_Supplied information_:
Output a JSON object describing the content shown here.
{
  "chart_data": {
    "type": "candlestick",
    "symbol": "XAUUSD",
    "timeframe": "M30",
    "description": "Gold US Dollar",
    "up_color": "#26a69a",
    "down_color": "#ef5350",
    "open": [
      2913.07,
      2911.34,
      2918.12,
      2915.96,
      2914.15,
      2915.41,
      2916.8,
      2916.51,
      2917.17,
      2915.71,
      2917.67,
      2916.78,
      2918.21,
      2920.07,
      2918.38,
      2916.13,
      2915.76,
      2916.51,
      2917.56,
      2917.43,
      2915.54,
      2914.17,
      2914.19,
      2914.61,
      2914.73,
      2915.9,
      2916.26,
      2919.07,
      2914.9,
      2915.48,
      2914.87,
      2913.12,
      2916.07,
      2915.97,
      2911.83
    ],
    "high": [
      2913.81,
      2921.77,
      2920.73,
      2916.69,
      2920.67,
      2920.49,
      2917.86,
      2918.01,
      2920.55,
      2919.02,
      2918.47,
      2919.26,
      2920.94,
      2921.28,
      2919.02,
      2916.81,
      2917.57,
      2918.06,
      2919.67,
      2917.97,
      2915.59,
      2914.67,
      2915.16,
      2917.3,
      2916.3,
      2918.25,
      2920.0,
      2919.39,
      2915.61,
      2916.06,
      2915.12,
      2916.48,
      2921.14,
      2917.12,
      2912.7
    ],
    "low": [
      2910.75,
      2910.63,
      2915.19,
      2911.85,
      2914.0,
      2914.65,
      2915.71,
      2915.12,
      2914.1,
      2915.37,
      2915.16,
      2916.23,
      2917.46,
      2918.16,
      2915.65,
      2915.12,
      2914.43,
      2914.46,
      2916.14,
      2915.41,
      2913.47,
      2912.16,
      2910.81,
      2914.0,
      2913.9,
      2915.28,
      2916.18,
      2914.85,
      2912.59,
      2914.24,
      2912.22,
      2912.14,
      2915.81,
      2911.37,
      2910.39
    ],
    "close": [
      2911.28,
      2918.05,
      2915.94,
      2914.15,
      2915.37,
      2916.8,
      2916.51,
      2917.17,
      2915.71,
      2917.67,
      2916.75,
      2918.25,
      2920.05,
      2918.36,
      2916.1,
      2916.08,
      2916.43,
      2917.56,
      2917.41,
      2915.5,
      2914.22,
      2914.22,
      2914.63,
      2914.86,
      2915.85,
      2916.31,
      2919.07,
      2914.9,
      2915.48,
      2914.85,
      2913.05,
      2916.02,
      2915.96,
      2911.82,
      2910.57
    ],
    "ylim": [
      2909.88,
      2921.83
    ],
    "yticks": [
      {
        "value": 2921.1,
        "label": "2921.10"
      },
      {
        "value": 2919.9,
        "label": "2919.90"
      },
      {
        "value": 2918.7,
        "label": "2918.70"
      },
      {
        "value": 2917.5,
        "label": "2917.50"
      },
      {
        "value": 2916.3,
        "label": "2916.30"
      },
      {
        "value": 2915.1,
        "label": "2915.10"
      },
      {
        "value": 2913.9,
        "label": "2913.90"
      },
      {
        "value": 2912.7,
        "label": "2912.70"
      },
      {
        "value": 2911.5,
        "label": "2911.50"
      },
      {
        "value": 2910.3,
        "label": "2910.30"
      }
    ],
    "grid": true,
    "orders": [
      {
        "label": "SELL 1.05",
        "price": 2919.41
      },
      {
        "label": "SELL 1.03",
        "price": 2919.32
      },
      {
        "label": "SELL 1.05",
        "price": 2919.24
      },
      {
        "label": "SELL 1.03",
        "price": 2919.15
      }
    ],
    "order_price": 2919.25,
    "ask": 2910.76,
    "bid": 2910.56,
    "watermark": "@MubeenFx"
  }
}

_The task_:
Look through the records and gather each line with the word "value".

_Finished exercise_:
        "value": 2921.1,
        "value": 2919.9,
        "value": 2918.7,
        "value": 2917.5,
        "value": 2916.3,
        "value": 2915.1,
        "value": 2913.9,
        "value": 2912.7,
        "value": 2911.5,
        "value": 2910.3,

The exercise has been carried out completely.